### DATA FOR THIS EXERCISE

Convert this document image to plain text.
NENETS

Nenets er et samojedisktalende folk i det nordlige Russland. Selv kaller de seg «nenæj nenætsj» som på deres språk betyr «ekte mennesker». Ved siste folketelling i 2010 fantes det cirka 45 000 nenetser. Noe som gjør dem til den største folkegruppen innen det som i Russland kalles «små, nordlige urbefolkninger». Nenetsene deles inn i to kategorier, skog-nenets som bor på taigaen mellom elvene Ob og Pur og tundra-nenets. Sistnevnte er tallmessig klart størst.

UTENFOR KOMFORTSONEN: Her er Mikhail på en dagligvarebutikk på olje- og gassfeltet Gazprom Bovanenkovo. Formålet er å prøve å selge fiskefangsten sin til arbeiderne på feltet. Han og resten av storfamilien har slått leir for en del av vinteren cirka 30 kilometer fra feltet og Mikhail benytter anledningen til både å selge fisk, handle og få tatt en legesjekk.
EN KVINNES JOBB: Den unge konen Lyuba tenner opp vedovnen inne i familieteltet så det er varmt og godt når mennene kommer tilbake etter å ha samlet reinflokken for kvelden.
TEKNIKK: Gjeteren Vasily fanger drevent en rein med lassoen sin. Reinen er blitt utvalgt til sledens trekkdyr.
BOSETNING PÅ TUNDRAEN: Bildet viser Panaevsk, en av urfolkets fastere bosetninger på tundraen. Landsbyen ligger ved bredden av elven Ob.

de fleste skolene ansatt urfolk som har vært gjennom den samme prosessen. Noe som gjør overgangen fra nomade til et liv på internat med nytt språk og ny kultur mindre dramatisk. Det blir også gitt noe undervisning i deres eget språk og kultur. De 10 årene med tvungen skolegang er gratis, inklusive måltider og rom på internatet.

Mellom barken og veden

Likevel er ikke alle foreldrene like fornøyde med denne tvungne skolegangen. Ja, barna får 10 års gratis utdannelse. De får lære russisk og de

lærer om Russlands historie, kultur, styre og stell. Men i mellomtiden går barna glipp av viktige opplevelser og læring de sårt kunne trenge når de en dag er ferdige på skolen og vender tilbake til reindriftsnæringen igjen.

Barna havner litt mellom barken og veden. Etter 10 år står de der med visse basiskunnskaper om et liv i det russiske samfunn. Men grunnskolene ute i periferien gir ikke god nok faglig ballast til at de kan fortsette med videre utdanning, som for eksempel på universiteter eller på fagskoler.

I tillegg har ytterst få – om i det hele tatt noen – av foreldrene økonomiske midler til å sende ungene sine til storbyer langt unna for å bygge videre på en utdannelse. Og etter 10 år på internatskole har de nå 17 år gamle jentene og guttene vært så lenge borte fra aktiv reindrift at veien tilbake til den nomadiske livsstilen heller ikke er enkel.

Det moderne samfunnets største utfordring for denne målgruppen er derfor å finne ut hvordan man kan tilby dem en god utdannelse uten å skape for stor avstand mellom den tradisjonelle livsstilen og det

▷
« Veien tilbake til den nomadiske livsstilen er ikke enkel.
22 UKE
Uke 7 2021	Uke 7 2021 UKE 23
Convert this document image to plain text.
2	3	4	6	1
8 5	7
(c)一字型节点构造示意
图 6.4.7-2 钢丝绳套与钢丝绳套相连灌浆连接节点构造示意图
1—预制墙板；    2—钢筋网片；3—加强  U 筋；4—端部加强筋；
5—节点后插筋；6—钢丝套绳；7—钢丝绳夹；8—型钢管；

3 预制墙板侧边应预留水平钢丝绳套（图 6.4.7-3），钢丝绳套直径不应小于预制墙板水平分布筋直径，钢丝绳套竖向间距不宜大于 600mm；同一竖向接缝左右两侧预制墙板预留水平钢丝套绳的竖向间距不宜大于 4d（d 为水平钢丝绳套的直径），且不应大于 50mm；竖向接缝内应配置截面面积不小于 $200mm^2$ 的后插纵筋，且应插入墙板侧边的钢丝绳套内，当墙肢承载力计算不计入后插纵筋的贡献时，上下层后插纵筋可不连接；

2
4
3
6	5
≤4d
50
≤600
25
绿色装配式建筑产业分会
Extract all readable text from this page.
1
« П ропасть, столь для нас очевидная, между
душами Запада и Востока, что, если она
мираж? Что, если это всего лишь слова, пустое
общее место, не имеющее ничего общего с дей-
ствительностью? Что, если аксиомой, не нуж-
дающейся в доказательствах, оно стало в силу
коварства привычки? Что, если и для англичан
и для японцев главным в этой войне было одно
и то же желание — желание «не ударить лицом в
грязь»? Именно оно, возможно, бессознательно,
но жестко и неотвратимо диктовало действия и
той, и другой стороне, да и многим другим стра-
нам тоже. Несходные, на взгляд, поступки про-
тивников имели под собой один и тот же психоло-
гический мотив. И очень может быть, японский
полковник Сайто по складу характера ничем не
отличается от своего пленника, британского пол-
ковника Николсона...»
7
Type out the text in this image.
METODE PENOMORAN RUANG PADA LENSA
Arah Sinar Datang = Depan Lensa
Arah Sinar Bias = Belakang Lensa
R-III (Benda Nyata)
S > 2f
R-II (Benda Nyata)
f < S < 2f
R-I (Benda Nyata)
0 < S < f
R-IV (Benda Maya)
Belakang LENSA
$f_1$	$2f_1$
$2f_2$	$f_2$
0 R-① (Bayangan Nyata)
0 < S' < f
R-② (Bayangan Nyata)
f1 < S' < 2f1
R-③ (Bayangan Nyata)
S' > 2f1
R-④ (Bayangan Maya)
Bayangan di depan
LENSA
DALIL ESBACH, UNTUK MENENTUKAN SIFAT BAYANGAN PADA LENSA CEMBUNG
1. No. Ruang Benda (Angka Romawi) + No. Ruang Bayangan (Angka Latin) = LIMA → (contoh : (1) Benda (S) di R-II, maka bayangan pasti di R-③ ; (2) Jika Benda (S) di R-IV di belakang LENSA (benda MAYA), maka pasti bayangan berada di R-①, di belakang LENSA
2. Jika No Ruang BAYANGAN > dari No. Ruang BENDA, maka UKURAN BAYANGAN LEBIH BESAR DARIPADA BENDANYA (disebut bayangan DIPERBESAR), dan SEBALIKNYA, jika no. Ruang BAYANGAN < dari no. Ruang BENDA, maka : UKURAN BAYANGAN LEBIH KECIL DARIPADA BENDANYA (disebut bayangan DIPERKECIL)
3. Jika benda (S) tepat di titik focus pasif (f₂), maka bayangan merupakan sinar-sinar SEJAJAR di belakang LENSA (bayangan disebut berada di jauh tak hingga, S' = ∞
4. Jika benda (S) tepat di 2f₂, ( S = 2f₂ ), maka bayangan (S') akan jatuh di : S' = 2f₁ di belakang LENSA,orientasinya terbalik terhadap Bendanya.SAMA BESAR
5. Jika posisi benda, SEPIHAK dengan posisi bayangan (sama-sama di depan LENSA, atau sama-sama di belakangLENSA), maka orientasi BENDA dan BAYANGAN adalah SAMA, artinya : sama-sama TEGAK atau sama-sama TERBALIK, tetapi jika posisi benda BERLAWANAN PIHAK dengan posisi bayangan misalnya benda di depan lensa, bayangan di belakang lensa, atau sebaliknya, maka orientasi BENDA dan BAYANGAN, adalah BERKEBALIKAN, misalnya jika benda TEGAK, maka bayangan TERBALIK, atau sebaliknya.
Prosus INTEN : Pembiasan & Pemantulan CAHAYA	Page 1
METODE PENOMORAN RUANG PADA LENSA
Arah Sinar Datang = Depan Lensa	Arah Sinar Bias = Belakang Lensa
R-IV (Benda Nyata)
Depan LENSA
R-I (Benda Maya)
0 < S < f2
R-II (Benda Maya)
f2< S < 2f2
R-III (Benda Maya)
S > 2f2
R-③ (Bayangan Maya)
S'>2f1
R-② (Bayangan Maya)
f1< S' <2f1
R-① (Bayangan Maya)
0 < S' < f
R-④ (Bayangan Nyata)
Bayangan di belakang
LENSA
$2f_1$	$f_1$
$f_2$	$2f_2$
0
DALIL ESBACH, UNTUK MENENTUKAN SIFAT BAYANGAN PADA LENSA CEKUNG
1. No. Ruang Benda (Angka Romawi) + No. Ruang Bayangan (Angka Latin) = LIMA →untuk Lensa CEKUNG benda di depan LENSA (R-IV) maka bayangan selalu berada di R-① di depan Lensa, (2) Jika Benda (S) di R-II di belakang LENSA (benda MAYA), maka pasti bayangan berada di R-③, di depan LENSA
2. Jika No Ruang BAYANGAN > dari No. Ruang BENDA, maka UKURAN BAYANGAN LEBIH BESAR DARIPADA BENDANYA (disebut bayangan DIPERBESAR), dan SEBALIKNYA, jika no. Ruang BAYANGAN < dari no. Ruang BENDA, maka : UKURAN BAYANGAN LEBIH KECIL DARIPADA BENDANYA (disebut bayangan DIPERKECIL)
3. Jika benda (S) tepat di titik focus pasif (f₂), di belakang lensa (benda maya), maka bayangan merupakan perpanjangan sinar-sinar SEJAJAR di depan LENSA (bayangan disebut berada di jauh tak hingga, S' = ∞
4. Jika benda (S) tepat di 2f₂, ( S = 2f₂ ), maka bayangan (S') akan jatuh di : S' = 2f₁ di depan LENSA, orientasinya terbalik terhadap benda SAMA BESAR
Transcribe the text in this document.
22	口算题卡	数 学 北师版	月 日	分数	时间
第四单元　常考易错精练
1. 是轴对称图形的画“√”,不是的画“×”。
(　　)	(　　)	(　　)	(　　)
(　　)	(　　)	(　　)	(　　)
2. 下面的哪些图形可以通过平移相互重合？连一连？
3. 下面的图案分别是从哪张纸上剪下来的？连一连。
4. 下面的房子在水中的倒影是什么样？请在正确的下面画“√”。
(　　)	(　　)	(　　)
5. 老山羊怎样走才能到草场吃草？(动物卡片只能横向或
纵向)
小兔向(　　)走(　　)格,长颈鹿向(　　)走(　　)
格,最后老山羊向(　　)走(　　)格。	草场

######

Every line from the line containing "Transcribe the text in this document." to the last line of the material above must be repeated exactly, and no other line.

#### [FINISHED ANSWER]
Transcribe the text in this document.
22	口算题卡	数 学 北师版	月 日	分数	时间
第四单元　常考易错精练
1. 是轴对称图形的画“√”,不是的画“×”。
(　　)	(　　)	(　　)	(　　)
(　　)	(　　)	(　　)	(　　)
2. 下面的哪些图形可以通过平移相互重合？连一连？
3. 下面的图案分别是从哪张纸上剪下来的？连一连。
4. 下面的房子在水中的倒影是什么样？请在正确的下面画“√”。
(　　)	(　　)	(　　)
5. 老山羊怎样走才能到草场吃草？(动物卡片只能横向或
纵向)
小兔向(　　)走(　　)格,长颈鹿向(　　)走(　　)
格,最后老山羊向(　　)走(　　)格。	草场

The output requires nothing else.